▶ _Sayfa Alıntısı_:

Tüm bunlardan kendimize çıkaracağımız hisse ise şudur: Her birimize verilmiş yalnızca bir dünya hayatı vardır ve bu hayatın amacı asıl hayat olan ahiret için bir hazırlıktır. Bu dünyada geçirdiğimiz vakit Allah’a olan inancımızla ve salih amellerimizle anlam bulacaktır. Ömrümüzün ne kadar olacağını bilemeyiz; fakat onu bereketlendirmek de yine salih amellerle mümkün olur. Bu uğurda geceleri ve gündüzleri, namaz ile dua ile güzel ahlak ile ihlas ile ihsan ile Rasulullah (s)’in gösterdiği şekilde Allah’ın rızasını arayarak yaşam sürmek asıldır. Ezcümle bu dünyadaki mana arayışımızda “zaman” a anlam katan yalnızca ve yalnızca O’dur.

ZAMAN VE İLGİLİ KAVRAMLAR

Dehr: Klasik Arap dili sözlüklerinde “uzun zaman” (el-emedü’l memdûd) şeklinde karşılık bulur. Çoğulu edhûr, duhûr’ dur. Kur’an’da putperest Arapların şöyle dediği bildirilir: “Hayat ancak bu dünyada yaşadığımızdan ibarettir. Ölürüz ve yaşarız. Bizi ancak zaman helak eder…” (Câsiye 54/24). Burada sözü edilen zamandan maksat “dehr” dir. Araplar, kozmolojik alanda, rızık, ecel, saadet ve şekavet gibi, insan hayatını ilgilendiren birçok hususun dehr veya eyyâm diye adlandırılan kaçınılmaz bir kuvvet tarafından daha başlangıçta tayin edildiğine inanıyorlardı. Bu inanç sisteminde dehr, kendisine ibadet edilecek bir mabud değil mutlaka hesaba katılması gereken kozmolojik bir kuvvet idi. Zamanın insan yaşamındaki olayları belirlediği düşüncesi, bu olayların önceden belirlendiği inancı ile bağlantılıdır. İnsanın rızkının, ecelinin, bahtiyarlık ve bedbahtlığının önceden tespit ve tayin edilmiş olduğu inancı İslam’da da mevcuttur. Ancak İslam inancında bütün bu olayları takdir eden kudret dehr değil Allah’tır.

▶ _Alıştırma_:
Zaman kavramı üzerine metne göre şu üç ifadenin metinle uyuşup uyuşmadığını belirtin ve her biri için evet ya da hayır deyip karar veren sözleri metinden aynen alıntılayın: (a) Dehr kelimesinin çoğulu edhûr ve duhûr'dur. (b) Putperest Araplar dehri kendisine ibadet edilecek bir mabud olarak görüyordu. (c) İslam inancında insanın rızkını ve ecelini takdir eden kudret dehrdir.

▶ _Listelenen Kayıtlar_:
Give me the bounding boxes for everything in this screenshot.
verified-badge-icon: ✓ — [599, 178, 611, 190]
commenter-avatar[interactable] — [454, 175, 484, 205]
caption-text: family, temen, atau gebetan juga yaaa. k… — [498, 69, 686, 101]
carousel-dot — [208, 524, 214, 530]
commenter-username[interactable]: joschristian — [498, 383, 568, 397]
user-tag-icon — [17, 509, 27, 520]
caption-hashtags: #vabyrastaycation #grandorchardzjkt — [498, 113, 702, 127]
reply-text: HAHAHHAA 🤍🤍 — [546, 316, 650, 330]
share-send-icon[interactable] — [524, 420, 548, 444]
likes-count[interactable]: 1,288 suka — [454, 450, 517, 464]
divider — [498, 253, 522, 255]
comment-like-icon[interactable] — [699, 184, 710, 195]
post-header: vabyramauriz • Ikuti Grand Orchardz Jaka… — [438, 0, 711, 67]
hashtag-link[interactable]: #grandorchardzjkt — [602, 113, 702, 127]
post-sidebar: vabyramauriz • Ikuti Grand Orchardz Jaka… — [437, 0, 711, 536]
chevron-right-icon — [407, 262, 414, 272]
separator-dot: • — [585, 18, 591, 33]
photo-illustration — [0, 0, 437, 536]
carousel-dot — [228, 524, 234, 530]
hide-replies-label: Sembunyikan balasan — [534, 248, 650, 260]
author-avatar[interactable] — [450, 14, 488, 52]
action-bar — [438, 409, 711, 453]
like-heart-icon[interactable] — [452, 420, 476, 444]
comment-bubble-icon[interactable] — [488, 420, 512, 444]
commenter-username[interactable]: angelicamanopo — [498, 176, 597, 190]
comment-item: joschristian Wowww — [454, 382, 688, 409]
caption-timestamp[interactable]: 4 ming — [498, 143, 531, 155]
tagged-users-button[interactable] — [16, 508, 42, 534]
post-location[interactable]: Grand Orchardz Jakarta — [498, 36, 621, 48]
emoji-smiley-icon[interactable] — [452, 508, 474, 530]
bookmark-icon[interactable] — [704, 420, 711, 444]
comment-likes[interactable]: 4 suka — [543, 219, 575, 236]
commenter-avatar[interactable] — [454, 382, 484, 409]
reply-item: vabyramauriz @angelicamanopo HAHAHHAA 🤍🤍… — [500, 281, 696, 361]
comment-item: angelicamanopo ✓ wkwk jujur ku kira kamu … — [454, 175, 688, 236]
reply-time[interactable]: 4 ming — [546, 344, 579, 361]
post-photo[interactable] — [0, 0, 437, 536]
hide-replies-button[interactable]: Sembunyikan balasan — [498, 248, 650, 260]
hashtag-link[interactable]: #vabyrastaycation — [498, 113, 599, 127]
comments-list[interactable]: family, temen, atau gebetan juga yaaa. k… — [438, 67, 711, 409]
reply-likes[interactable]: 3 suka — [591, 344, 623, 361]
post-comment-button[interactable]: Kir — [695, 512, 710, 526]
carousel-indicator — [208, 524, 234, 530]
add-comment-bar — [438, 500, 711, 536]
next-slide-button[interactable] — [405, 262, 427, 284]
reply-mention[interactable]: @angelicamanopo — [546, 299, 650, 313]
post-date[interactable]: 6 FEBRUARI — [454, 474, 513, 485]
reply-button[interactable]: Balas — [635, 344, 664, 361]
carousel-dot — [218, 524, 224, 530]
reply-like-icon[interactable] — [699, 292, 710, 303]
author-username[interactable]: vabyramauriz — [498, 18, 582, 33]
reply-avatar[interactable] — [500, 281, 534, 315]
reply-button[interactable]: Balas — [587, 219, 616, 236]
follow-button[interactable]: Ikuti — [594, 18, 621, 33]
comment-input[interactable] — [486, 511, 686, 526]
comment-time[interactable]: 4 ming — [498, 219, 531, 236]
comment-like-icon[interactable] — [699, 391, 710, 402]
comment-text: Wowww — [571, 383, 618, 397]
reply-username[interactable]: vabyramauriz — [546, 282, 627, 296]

▶ _Cevap_:
(a) Evet: "Çoğulu edhûr, duhûr’ dur."
(b) Hayır: "Bu inanç sisteminde dehr, kendisine ibadet edilecek bir mabud değil mutlaka hesaba katılması gereken kozmolojik bir kuvvet idi."
(c) Hayır: "Ancak İslam inancında bütün bu olayları takdir eden kudret dehr değil Allah’tır."